━━━ Data listing ━━━

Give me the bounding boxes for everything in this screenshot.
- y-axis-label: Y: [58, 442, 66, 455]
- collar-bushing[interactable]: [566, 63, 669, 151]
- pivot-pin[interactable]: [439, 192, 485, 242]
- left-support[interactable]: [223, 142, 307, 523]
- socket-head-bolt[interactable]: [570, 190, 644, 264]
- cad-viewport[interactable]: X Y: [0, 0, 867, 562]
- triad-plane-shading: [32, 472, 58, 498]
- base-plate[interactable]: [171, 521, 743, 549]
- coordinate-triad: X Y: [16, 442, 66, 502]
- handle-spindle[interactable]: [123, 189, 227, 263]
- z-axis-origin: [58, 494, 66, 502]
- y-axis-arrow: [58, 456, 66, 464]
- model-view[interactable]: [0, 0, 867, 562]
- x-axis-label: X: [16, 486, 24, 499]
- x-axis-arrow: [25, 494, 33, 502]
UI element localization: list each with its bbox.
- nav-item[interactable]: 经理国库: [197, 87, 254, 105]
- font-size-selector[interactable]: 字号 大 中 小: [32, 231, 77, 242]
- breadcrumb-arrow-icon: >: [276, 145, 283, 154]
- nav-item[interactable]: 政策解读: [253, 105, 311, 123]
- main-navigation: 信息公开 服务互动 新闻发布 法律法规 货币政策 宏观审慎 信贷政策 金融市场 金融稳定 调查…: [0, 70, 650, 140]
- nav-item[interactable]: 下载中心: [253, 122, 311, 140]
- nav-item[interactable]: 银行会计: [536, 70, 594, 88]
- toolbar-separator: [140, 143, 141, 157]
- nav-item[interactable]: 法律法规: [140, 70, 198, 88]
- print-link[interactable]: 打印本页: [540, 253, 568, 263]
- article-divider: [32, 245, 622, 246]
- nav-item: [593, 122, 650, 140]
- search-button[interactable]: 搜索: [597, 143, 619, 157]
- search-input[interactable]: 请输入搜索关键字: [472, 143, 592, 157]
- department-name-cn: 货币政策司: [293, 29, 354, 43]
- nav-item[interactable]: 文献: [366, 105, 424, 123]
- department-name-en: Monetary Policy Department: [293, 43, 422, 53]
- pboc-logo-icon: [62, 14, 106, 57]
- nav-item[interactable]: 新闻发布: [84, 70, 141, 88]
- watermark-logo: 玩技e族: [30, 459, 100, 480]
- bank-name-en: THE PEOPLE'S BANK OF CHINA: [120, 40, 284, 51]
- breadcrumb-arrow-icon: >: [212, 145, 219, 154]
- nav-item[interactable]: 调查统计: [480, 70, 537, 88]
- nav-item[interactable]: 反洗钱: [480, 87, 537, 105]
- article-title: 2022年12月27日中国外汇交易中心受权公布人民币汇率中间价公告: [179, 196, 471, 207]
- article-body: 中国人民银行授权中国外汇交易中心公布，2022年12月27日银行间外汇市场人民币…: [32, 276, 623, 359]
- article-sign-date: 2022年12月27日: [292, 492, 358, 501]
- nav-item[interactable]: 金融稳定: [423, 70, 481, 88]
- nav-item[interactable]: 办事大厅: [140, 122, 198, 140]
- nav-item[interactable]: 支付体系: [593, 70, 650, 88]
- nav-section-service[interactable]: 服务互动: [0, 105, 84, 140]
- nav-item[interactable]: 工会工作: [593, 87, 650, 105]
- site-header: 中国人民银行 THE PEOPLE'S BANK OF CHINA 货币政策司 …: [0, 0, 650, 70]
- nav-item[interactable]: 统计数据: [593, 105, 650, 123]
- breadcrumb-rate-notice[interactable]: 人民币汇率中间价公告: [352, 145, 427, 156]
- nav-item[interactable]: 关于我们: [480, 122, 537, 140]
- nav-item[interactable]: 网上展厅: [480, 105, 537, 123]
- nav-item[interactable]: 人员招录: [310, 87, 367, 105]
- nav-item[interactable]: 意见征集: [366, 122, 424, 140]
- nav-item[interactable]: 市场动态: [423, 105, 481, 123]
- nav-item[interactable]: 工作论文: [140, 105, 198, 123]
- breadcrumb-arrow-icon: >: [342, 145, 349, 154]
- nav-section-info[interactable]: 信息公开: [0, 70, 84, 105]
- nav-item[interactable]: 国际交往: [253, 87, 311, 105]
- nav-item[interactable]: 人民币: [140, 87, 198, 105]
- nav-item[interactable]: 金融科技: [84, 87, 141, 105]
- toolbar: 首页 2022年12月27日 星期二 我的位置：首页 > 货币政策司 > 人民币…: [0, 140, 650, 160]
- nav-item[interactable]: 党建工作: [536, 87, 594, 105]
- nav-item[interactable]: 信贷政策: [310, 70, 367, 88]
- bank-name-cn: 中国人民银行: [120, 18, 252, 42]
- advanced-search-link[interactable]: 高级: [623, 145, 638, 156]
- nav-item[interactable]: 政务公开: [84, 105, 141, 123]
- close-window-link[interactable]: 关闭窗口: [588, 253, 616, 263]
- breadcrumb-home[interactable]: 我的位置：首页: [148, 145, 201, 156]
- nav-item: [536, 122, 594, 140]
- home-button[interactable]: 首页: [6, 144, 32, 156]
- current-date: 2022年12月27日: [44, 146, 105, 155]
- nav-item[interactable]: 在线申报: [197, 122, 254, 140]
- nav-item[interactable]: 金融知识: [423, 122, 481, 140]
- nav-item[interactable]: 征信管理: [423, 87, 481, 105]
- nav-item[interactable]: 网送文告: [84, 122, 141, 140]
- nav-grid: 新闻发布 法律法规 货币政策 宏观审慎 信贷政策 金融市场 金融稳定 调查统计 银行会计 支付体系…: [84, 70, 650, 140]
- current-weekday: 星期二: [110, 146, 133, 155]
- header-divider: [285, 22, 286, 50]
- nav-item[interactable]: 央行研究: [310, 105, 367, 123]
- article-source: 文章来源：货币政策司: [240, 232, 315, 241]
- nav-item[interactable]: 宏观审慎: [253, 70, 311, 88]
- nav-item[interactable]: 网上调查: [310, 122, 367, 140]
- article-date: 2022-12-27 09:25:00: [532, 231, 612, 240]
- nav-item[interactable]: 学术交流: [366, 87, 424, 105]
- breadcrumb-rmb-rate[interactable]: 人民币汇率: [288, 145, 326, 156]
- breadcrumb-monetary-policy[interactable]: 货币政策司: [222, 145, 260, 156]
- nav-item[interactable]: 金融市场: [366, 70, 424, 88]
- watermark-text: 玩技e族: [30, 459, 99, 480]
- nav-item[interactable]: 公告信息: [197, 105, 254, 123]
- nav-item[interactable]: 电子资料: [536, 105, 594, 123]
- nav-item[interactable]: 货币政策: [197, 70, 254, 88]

━━━

> _Work required_
Reproduce every line of the entries above with no changes.

> _Written solution_
Give me the bounding boxes for everything in this screenshot.
- y-axis-label: Y: [58, 442, 66, 455]
- collar-bushing[interactable]: [566, 63, 669, 151]
- pivot-pin[interactable]: [439, 192, 485, 242]
- left-support[interactable]: [223, 142, 307, 523]
- socket-head-bolt[interactable]: [570, 190, 644, 264]
- cad-viewport[interactable]: X Y: [0, 0, 867, 562]
- triad-plane-shading: [32, 472, 58, 498]
- base-plate[interactable]: [171, 521, 743, 549]
- coordinate-triad: X Y: [16, 442, 66, 502]
- handle-spindle[interactable]: [123, 189, 227, 263]
- z-axis-origin: [58, 494, 66, 502]
- y-axis-arrow: [58, 456, 66, 464]
- model-view[interactable]: [0, 0, 867, 562]
- x-axis-label: X: [16, 486, 24, 499]
- x-axis-arrow: [25, 494, 33, 502]
UI element localization: list each with its bbox.
- nav-item[interactable]: 经理国库: [197, 87, 254, 105]
- font-size-selector[interactable]: 字号 大 中 小: [32, 231, 77, 242]
- breadcrumb-arrow-icon: >: [276, 145, 283, 154]
- nav-item[interactable]: 政策解读: [253, 105, 311, 123]
- main-navigation: 信息公开 服务互动 新闻发布 法律法规 货币政策 宏观审慎 信贷政策 金融市场 金融稳定 调查…: [0, 70, 650, 140]
- nav-item[interactable]: 下载中心: [253, 122, 311, 140]
- nav-item[interactable]: 银行会计: [536, 70, 594, 88]
- toolbar-separator: [140, 143, 141, 157]
- nav-item[interactable]: 法律法规: [140, 70, 198, 88]
- print-link[interactable]: 打印本页: [540, 253, 568, 263]
- article-divider: [32, 245, 622, 246]
- nav-item: [593, 122, 650, 140]
- search-button[interactable]: 搜索: [597, 143, 619, 157]
- search-input[interactable]: 请输入搜索关键字: [472, 143, 592, 157]
- department-name-cn: 货币政策司: [293, 29, 354, 43]
- nav-item[interactable]: 文献: [366, 105, 424, 123]
- department-name-en: Monetary Policy Department: [293, 43, 422, 53]
- pboc-logo-icon: [62, 14, 106, 57]
- nav-item[interactable]: 新闻发布: [84, 70, 141, 88]
- watermark-logo: 玩技e族: [30, 459, 100, 480]
- bank-name-en: THE PEOPLE'S BANK OF CHINA: [120, 40, 284, 51]
- breadcrumb-arrow-icon: >: [212, 145, 219, 154]
- nav-item[interactable]: 调查统计: [480, 70, 537, 88]
- nav-item[interactable]: 反洗钱: [480, 87, 537, 105]
- article-title: 2022年12月27日中国外汇交易中心受权公布人民币汇率中间价公告: [179, 196, 471, 207]
- article-body: 中国人民银行授权中国外汇交易中心公布，2022年12月27日银行间外汇市场人民币…: [32, 276, 623, 359]
- article-sign-date: 2022年12月27日: [292, 492, 358, 501]
- nav-item[interactable]: 金融稳定: [423, 70, 481, 88]
- nav-item[interactable]: 办事大厅: [140, 122, 198, 140]
- nav-item[interactable]: 支付体系: [593, 70, 650, 88]
- nav-section-service[interactable]: 服务互动: [0, 105, 84, 140]
- nav-item[interactable]: 工会工作: [593, 87, 650, 105]
- site-header: 中国人民银行 THE PEOPLE'S BANK OF CHINA 货币政策司 …: [0, 0, 650, 70]
- nav-item[interactable]: 统计数据: [593, 105, 650, 123]
- breadcrumb-rate-notice[interactable]: 人民币汇率中间价公告: [352, 145, 427, 156]
- nav-item[interactable]: 关于我们: [480, 122, 537, 140]
- nav-item[interactable]: 网上展厅: [480, 105, 537, 123]
- nav-item[interactable]: 人员招录: [310, 87, 367, 105]
- nav-item[interactable]: 意见征集: [366, 122, 424, 140]
- nav-item[interactable]: 市场动态: [423, 105, 481, 123]
- nav-item[interactable]: 工作论文: [140, 105, 198, 123]
- breadcrumb-arrow-icon: >: [342, 145, 349, 154]
- nav-section-info[interactable]: 信息公开: [0, 70, 84, 105]
- nav-item[interactable]: 国际交往: [253, 87, 311, 105]
- nav-item[interactable]: 人民币: [140, 87, 198, 105]
- nav-item[interactable]: 金融科技: [84, 87, 141, 105]
- toolbar: 首页 2022年12月27日 星期二 我的位置：首页 > 货币政策司 > 人民币…: [0, 140, 650, 160]
- nav-item[interactable]: 党建工作: [536, 87, 594, 105]
- nav-item[interactable]: 信贷政策: [310, 70, 367, 88]
- bank-name-cn: 中国人民银行: [120, 18, 252, 42]
- advanced-search-link[interactable]: 高级: [623, 145, 638, 156]
- nav-item[interactable]: 政务公开: [84, 105, 141, 123]
- close-window-link[interactable]: 关闭窗口: [588, 253, 616, 263]
- breadcrumb-home[interactable]: 我的位置：首页: [148, 145, 201, 156]
- nav-item: [536, 122, 594, 140]
- home-button[interactable]: 首页: [6, 144, 32, 156]
- current-date: 2022年12月27日: [44, 146, 105, 155]
- nav-item[interactable]: 在线申报: [197, 122, 254, 140]
- nav-item[interactable]: 金融知识: [423, 122, 481, 140]
- nav-item[interactable]: 征信管理: [423, 87, 481, 105]
- nav-item[interactable]: 网送文告: [84, 122, 141, 140]
- nav-grid: 新闻发布 法律法规 货币政策 宏观审慎 信贷政策 金融市场 金融稳定 调查统计 银行会计 支付体系…: [84, 70, 650, 140]
- current-weekday: 星期二: [110, 146, 133, 155]
- header-divider: [285, 22, 286, 50]
- nav-item[interactable]: 央行研究: [310, 105, 367, 123]
- article-source: 文章来源：货币政策司: [240, 232, 315, 241]
- nav-item[interactable]: 宏观审慎: [253, 70, 311, 88]
- nav-item[interactable]: 网上调查: [310, 122, 367, 140]
- article-date: 2022-12-27 09:25:00: [532, 231, 612, 240]
- nav-item[interactable]: 学术交流: [366, 87, 424, 105]
- breadcrumb-rmb-rate[interactable]: 人民币汇率: [288, 145, 326, 156]
- breadcrumb-monetary-policy[interactable]: 货币政策司: [222, 145, 260, 156]
- nav-item[interactable]: 金融市场: [366, 70, 424, 88]
- watermark-text: 玩技e族: [30, 459, 99, 480]
- nav-item[interactable]: 公告信息: [197, 105, 254, 123]
- nav-item[interactable]: 电子资料: [536, 105, 594, 123]
- nav-item[interactable]: 货币政策: [197, 70, 254, 88]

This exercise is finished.